(Part of a data file)

▬▬▬

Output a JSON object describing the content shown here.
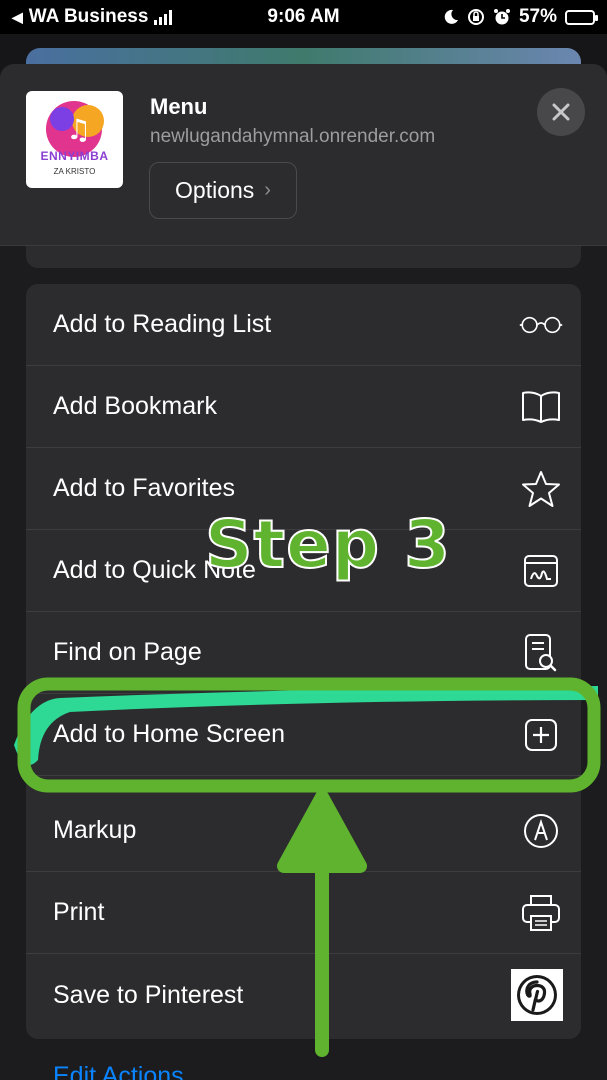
{
  "status_bar": {
    "carrier": "WA Business",
    "time": "9:06 AM",
    "battery_percent": "57%",
    "battery_level": 0.57,
    "battery_color": "#f5c518"
  },
  "header": {
    "title": "Menu",
    "url": "newlugandahymnal.onrender.com",
    "options_label": "Options",
    "app_icon_title": "ENNYIMBA",
    "app_icon_subtitle": "ZA KRISTO",
    "close_icon": "close-icon"
  },
  "actions": [
    {
      "label": "Add to Reading List",
      "icon": "glasses-icon"
    },
    {
      "label": "Add Bookmark",
      "icon": "book-icon"
    },
    {
      "label": "Add to Favorites",
      "icon": "star-icon"
    },
    {
      "label": "Add to Quick Note",
      "icon": "quick-note-icon"
    },
    {
      "label": "Find on Page",
      "icon": "find-on-page-icon"
    },
    {
      "label": "Add to Home Screen",
      "icon": "add-square-icon"
    },
    {
      "label": "Markup",
      "icon": "markup-icon"
    },
    {
      "label": "Print",
      "icon": "printer-icon"
    },
    {
      "label": "Save to Pinterest",
      "icon": "pinterest-icon"
    }
  ],
  "edit_actions_label": "Edit Actions...",
  "annotation": {
    "step_label": "Step 3",
    "highlight_color": "#5fb32e",
    "marker_color": "#2de39a"
  }
}
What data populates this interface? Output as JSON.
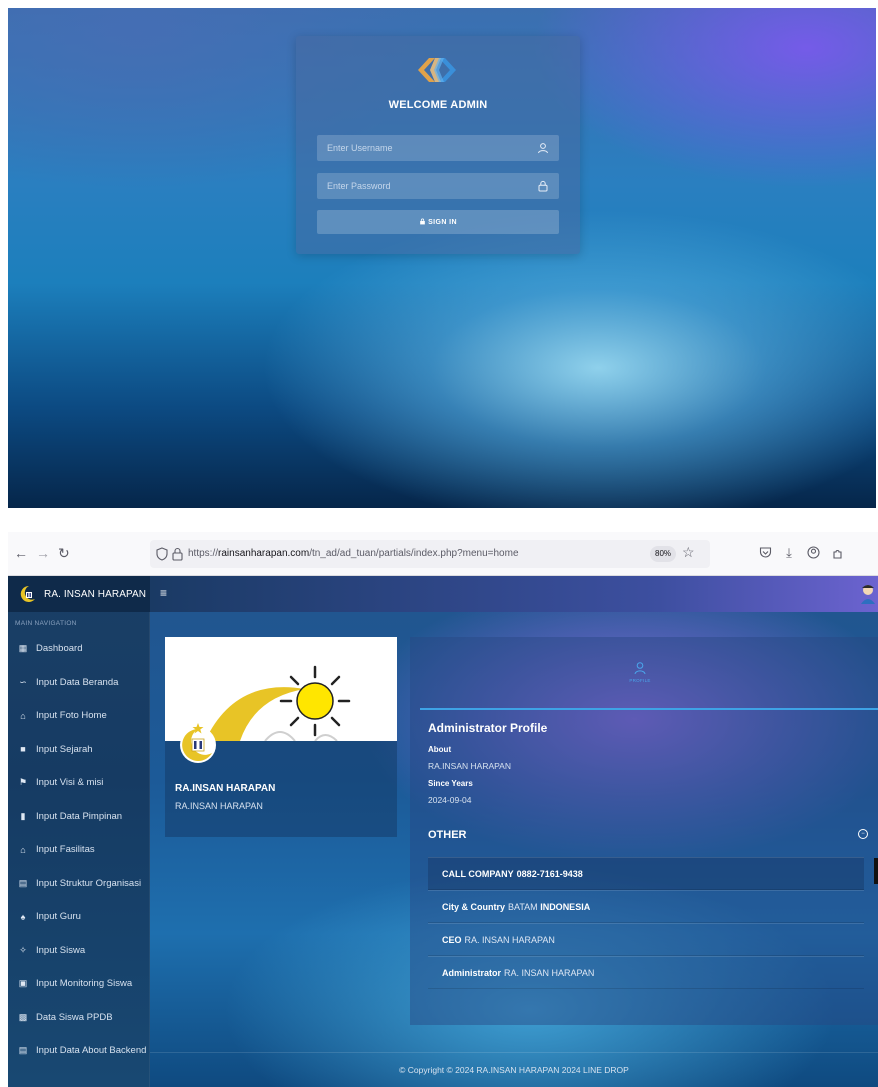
{
  "login": {
    "title": "WELCOME ADMIN",
    "username_placeholder": "Enter Username",
    "password_placeholder": "Enter Password",
    "signin_label": "SIGN IN",
    "icons": {
      "logo": "chain-link-logo-icon",
      "user": "user-icon",
      "lock": "lock-icon"
    }
  },
  "browser": {
    "url_prefix": "https://",
    "url_domain": "rainsanharapan.com",
    "url_path": "/tn_ad/ad_tuan/partials/index.php?menu=home",
    "zoom": "80%"
  },
  "app": {
    "brand_name": "RA. INSAN HARAPAN",
    "nav_header": "MAIN NAVIGATION",
    "nav_items": [
      {
        "label": "Dashboard",
        "icon": "dashboard-icon"
      },
      {
        "label": "Input Data Beranda",
        "icon": "link-icon"
      },
      {
        "label": "Input Foto Home",
        "icon": "home-icon"
      },
      {
        "label": "Input Sejarah",
        "icon": "square-icon"
      },
      {
        "label": "Input Visi & misi",
        "icon": "flag-icon"
      },
      {
        "label": "Input Data Pimpinan",
        "icon": "bookmark-icon"
      },
      {
        "label": "Input Fasilitas",
        "icon": "bank-icon"
      },
      {
        "label": "Input Struktur Organisasi",
        "icon": "list-box-icon"
      },
      {
        "label": "Input Guru",
        "icon": "users-icon"
      },
      {
        "label": "Input Siswa",
        "icon": "children-icon"
      },
      {
        "label": "Input Monitoring Siswa",
        "icon": "camera-icon"
      },
      {
        "label": "Data Siswa PPDB",
        "icon": "grid-icon"
      },
      {
        "label": "Input Data About Backend",
        "icon": "list-box-icon"
      }
    ],
    "profile": {
      "title": "RA.INSAN HARAPAN",
      "subtitle": "RA.INSAN HARAPAN"
    },
    "tab_label": "PROFILE",
    "admin": {
      "heading": "Administrator Profile",
      "about_label": "About",
      "about_value": "RA.INSAN HARAPAN",
      "since_label": "Since Years",
      "since_value": "2024-09-04"
    },
    "other": {
      "heading": "OTHER",
      "rows": [
        {
          "key": "CALL COMPANY",
          "value": "0882-7161-9438"
        },
        {
          "key": "City & Country",
          "value": "BATAM",
          "value_bold": "INDONESIA"
        },
        {
          "key": "CEO",
          "value": "RA. INSAN HARAPAN"
        },
        {
          "key": "Administrator",
          "value": "RA. INSAN HARAPAN"
        }
      ]
    },
    "footer": "© Copyright © 2024 RA.INSAN HARAPAN 2024 LINE DROP"
  }
}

▬▬▬

WHAT TO DO:
Where does the word "JSON" appear in the listing? List each line that holds it.

OUTPUT OF THE EXERCISE:
Output a JSON object describing the content shown here.
What data populates this interface? Output as JSON.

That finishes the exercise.